» Problem statement
Write out the whole listing exactly as it stands.

» Materials provided
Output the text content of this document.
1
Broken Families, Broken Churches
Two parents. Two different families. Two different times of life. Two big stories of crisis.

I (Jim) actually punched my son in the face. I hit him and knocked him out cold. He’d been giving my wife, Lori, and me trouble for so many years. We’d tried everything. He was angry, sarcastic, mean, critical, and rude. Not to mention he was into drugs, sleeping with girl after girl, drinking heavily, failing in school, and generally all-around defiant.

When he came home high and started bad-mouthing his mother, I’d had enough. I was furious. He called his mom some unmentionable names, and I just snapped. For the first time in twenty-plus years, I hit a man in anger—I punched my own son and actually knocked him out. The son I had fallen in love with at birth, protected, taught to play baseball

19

» The response
Output the text content of this document.
1
Broken Families, Broken Churches
Two parents. Two different families. Two different times of life. Two big stories of crisis.

I (Jim) actually punched my son in the face. I hit him and knocked him out cold. He’d been giving my wife, Lori, and me trouble for so many years. We’d tried everything. He was angry, sarcastic, mean, critical, and rude. Not to mention he was into drugs, sleeping with girl after girl, drinking heavily, failing in school, and generally all-around defiant.

When he came home high and started bad-mouthing his mother, I’d had enough. I was furious. He called his mom some unmentionable names, and I just snapped. For the first time in twenty-plus years, I hit a man in anger—I punched my own son and actually knocked him out. The son I had fallen in love with at birth, protected, taught to play baseball

19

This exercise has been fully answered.